**WHAT IS BEING ASKED**
Any pictures in the records below should be skipped; write out everything else exactly.

Data listing:
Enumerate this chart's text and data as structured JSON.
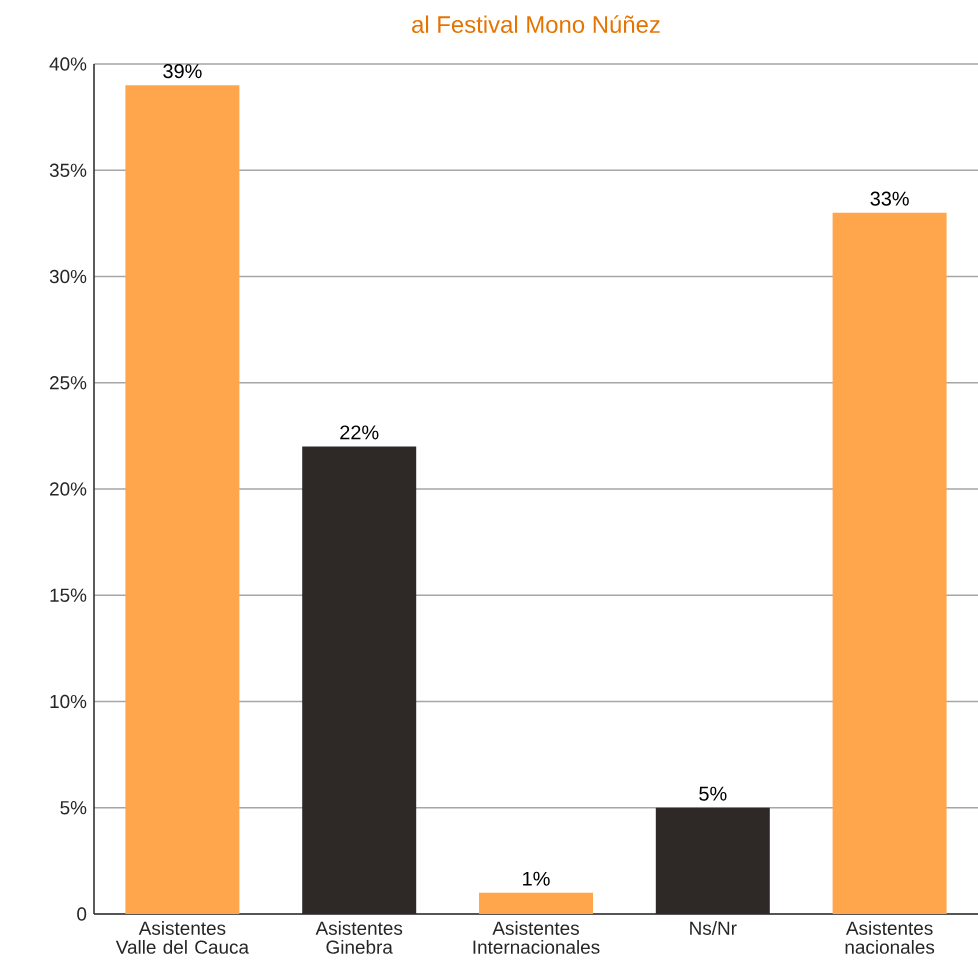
{
  "chart_data": {
    "type": "bar",
    "title": "al Festival Mono Núñez",
    "categories": [
      "Asistentes Valle del Cauca",
      "Asistentes Ginebra",
      "Asistentes Internacionales",
      "Ns/Nr",
      "Asistentes nacionales"
    ],
    "values": [
      39,
      22,
      1,
      5,
      33
    ],
    "colors": [
      "#ffa64d",
      "#2e2926",
      "#ffa64d",
      "#2e2926",
      "#ffa64d"
    ],
    "value_labels": [
      "39%",
      "22%",
      "1%",
      "5%",
      "33%"
    ],
    "ylim": [
      0,
      40
    ],
    "yticks": [
      0,
      {
        "value": 5,
        "label": "5%"
      },
      {
        "value": 10,
        "label": "10%"
      },
      {
        "value": 15,
        "label": "15%"
      },
      {
        "value": 20,
        "label": "20%"
      },
      {
        "value": 25,
        "label": "25%"
      },
      {
        "value": 30,
        "label": "30%"
      },
      {
        "value": 35,
        "label": "35%"
      },
      {
        "value": 40,
        "label": "40%"
      }
    ],
    "grid": "y"
  }
}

**ANSWER FOR THIS EXERCISE**
Enumerate this chart's text and data as structured JSON.
{
  "chart_data": {
    "type": "bar",
    "title": "al Festival Mono Núñez",
    "categories": [
      "Asistentes Valle del Cauca",
      "Asistentes Ginebra",
      "Asistentes Internacionales",
      "Ns/Nr",
      "Asistentes nacionales"
    ],
    "values": [
      39,
      22,
      1,
      5,
      33
    ],
    "colors": [
      "#ffa64d",
      "#2e2926",
      "#ffa64d",
      "#2e2926",
      "#ffa64d"
    ],
    "value_labels": [
      "39%",
      "22%",
      "1%",
      "5%",
      "33%"
    ],
    "ylim": [
      0,
      40
    ],
    "yticks": [
      0,
      {
        "value": 5,
        "label": "5%"
      },
      {
        "value": 10,
        "label": "10%"
      },
      {
        "value": 15,
        "label": "15%"
      },
      {
        "value": 20,
        "label": "20%"
      },
      {
        "value": 25,
        "label": "25%"
      },
      {
        "value": 30,
        "label": "30%"
      },
      {
        "value": 35,
        "label": "35%"
      },
      {
        "value": 40,
        "label": "40%"
      }
    ],
    "grid": "y"
  }
}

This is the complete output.